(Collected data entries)
----------

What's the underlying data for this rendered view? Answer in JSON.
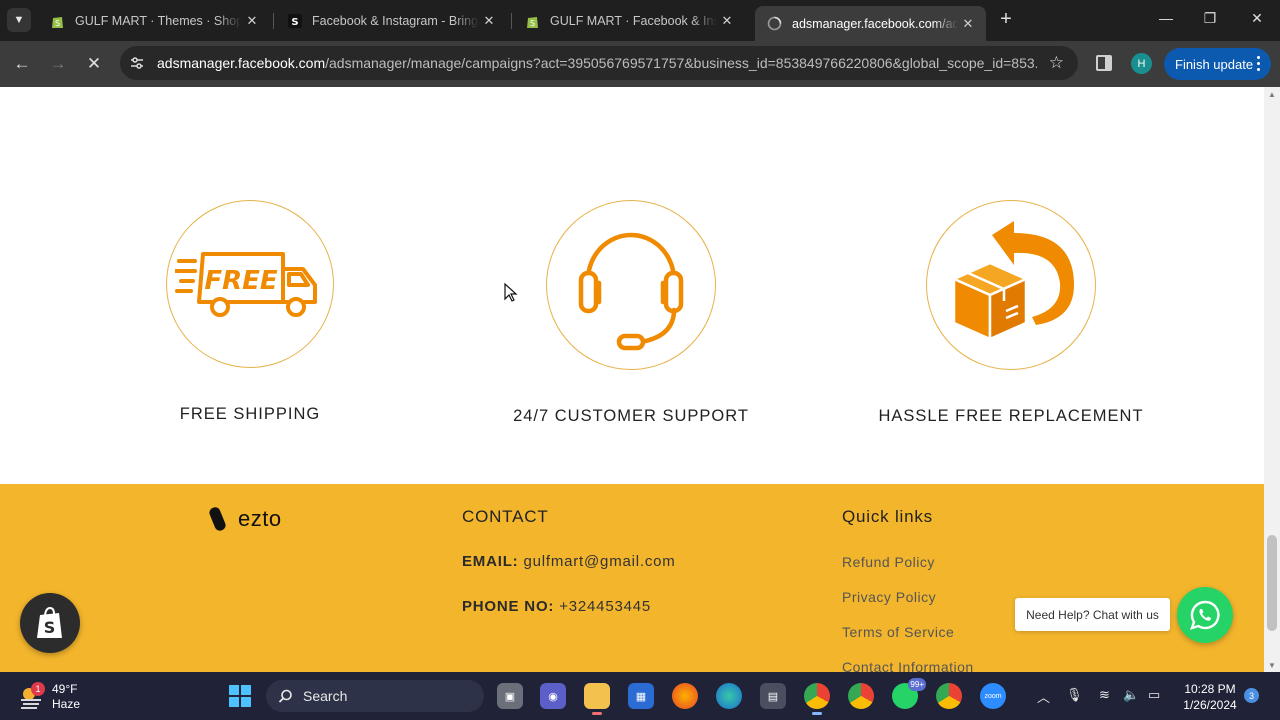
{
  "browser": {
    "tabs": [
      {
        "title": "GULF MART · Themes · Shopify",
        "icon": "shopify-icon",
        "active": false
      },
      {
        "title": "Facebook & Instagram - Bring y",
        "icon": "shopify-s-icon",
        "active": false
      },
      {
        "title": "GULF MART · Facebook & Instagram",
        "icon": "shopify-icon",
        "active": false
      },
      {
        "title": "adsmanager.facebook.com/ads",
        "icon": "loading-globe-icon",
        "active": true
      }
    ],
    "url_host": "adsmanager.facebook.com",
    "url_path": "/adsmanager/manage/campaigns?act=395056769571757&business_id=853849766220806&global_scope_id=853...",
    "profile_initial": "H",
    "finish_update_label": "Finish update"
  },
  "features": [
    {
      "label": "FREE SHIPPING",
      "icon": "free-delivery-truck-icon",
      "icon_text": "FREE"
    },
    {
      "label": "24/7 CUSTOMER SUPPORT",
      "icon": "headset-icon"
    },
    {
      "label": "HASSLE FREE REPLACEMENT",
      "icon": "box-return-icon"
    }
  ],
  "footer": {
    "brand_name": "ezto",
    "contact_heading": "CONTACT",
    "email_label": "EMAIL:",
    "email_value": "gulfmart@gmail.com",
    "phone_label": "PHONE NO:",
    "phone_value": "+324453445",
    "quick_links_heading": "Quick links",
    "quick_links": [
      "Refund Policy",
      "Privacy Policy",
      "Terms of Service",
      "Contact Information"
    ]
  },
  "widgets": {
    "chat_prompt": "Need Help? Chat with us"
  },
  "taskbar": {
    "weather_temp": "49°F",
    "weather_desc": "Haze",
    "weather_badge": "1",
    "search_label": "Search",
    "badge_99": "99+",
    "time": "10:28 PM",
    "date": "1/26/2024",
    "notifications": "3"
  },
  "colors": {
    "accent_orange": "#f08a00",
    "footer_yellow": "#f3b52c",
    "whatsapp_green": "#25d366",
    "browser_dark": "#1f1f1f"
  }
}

----------

Short problem: Quote the material in full and exactly; do not carry over its pictures.

Exercise solution:
What's the underlying data for this rendered view? Answer in JSON.
{
  "browser": {
    "tabs": [
      {
        "title": "GULF MART · Themes · Shopify",
        "icon": "shopify-icon",
        "active": false
      },
      {
        "title": "Facebook & Instagram - Bring y",
        "icon": "shopify-s-icon",
        "active": false
      },
      {
        "title": "GULF MART · Facebook & Instagram",
        "icon": "shopify-icon",
        "active": false
      },
      {
        "title": "adsmanager.facebook.com/ads",
        "icon": "loading-globe-icon",
        "active": true
      }
    ],
    "url_host": "adsmanager.facebook.com",
    "url_path": "/adsmanager/manage/campaigns?act=395056769571757&business_id=853849766220806&global_scope_id=853...",
    "profile_initial": "H",
    "finish_update_label": "Finish update"
  },
  "features": [
    {
      "label": "FREE SHIPPING",
      "icon": "free-delivery-truck-icon",
      "icon_text": "FREE"
    },
    {
      "label": "24/7 CUSTOMER SUPPORT",
      "icon": "headset-icon"
    },
    {
      "label": "HASSLE FREE REPLACEMENT",
      "icon": "box-return-icon"
    }
  ],
  "footer": {
    "brand_name": "ezto",
    "contact_heading": "CONTACT",
    "email_label": "EMAIL:",
    "email_value": "gulfmart@gmail.com",
    "phone_label": "PHONE NO:",
    "phone_value": "+324453445",
    "quick_links_heading": "Quick links",
    "quick_links": [
      "Refund Policy",
      "Privacy Policy",
      "Terms of Service",
      "Contact Information"
    ]
  },
  "widgets": {
    "chat_prompt": "Need Help? Chat with us"
  },
  "taskbar": {
    "weather_temp": "49°F",
    "weather_desc": "Haze",
    "weather_badge": "1",
    "search_label": "Search",
    "badge_99": "99+",
    "time": "10:28 PM",
    "date": "1/26/2024",
    "notifications": "3"
  },
  "colors": {
    "accent_orange": "#f08a00",
    "footer_yellow": "#f3b52c",
    "whatsapp_green": "#25d366",
    "browser_dark": "#1f1f1f"
  }
}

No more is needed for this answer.